**Job**. From the entries provided below, copy each line that contains the word "content".

### Records for this exercise ###

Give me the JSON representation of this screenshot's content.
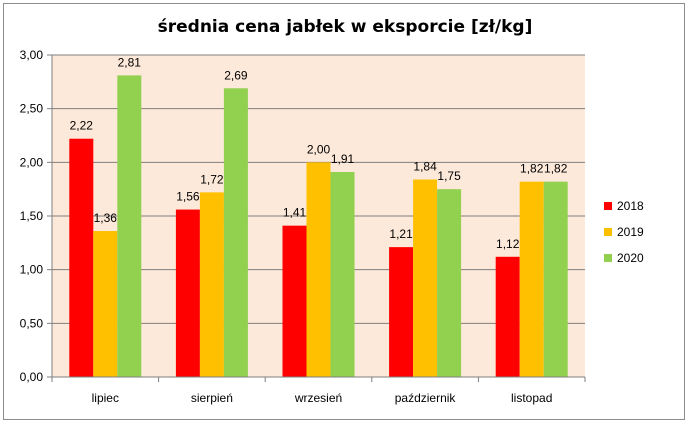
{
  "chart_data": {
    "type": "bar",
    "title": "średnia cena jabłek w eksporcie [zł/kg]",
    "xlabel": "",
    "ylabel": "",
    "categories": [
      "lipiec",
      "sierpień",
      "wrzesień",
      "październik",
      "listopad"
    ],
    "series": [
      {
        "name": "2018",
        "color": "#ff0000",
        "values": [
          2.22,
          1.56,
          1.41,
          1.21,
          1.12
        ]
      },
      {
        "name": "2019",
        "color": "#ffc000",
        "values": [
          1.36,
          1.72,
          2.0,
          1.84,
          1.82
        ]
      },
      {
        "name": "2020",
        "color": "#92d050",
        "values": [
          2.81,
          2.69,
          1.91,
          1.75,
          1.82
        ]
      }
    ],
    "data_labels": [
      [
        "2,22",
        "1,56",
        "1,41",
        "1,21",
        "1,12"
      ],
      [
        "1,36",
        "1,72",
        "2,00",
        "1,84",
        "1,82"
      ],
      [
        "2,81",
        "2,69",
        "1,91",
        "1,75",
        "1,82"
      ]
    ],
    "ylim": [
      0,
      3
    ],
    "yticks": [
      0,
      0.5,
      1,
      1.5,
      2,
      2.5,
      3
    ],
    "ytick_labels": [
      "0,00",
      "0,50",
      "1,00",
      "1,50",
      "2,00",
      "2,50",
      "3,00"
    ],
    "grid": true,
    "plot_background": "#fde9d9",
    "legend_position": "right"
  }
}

###
### Records for this exercise ###

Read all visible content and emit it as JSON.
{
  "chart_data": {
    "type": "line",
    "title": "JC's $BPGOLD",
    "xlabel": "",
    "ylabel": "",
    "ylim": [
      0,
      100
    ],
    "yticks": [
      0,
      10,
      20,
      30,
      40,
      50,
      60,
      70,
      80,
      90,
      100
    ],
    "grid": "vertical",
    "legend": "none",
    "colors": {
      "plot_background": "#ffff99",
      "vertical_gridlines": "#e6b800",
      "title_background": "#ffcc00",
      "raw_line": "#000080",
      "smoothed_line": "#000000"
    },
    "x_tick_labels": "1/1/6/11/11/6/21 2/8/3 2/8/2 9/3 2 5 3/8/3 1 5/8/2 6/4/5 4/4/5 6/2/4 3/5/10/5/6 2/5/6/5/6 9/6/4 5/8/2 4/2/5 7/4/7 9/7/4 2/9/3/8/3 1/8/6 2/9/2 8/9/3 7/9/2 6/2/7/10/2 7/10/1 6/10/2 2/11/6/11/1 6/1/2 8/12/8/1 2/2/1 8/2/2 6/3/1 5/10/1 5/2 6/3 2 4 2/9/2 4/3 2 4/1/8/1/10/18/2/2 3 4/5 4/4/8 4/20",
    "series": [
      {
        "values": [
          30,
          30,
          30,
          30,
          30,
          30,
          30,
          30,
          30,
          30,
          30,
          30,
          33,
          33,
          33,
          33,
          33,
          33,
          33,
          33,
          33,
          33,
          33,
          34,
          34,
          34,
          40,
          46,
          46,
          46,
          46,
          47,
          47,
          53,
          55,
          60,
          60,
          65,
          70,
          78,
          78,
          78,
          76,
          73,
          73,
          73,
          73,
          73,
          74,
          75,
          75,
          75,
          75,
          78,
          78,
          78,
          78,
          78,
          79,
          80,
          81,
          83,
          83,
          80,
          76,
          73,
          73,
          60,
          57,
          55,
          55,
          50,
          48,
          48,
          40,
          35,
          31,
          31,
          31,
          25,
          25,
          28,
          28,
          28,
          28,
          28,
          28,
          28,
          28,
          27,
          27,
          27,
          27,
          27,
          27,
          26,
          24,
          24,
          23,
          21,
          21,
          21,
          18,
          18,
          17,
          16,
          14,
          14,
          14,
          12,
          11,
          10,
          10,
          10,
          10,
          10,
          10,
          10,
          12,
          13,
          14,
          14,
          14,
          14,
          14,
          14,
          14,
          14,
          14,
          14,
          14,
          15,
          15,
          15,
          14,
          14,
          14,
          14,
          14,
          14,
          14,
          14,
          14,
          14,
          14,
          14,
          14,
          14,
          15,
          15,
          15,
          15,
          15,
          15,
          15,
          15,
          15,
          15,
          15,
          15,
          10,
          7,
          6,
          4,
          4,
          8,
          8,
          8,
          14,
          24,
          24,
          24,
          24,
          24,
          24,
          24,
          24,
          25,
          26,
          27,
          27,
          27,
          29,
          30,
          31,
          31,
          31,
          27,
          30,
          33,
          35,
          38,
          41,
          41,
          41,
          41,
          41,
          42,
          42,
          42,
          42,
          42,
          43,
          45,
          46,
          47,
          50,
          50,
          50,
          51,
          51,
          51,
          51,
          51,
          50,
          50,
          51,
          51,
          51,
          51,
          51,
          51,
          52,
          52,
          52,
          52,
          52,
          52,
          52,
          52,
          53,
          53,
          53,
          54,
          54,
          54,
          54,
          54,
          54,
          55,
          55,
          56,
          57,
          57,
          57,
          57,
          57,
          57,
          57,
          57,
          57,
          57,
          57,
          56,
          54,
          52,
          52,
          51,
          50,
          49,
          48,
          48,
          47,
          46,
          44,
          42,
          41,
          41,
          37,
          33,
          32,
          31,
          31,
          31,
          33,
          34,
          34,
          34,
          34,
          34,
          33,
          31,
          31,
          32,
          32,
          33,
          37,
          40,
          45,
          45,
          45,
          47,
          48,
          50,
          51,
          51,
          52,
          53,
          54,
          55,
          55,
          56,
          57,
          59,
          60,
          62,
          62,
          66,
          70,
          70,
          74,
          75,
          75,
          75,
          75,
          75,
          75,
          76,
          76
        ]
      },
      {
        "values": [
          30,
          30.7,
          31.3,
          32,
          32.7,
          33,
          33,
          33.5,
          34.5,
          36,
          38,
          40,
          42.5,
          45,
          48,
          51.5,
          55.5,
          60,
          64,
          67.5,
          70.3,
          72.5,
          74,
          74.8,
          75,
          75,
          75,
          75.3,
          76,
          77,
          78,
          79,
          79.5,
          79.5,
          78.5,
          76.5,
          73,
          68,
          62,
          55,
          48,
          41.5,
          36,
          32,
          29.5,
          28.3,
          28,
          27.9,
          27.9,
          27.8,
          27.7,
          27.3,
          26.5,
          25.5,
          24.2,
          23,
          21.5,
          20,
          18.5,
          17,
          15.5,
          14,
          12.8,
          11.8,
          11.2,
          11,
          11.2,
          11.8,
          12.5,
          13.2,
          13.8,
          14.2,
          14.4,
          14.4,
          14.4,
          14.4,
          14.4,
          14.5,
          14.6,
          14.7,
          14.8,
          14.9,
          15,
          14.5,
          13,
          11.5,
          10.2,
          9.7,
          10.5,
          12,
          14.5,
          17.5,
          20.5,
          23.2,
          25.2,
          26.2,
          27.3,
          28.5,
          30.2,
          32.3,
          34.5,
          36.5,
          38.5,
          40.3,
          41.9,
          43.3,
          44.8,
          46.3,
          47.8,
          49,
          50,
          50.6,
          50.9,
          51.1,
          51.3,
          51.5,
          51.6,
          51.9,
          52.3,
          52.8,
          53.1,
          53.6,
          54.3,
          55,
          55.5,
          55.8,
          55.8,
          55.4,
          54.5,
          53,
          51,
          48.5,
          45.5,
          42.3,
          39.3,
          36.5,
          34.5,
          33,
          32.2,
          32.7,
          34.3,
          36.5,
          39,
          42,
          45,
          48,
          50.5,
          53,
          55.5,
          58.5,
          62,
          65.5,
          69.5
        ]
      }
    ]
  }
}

###

**Solution for this problem**.
Give me the JSON representation of this screenshot's content.
Read all visible content and emit it as JSON.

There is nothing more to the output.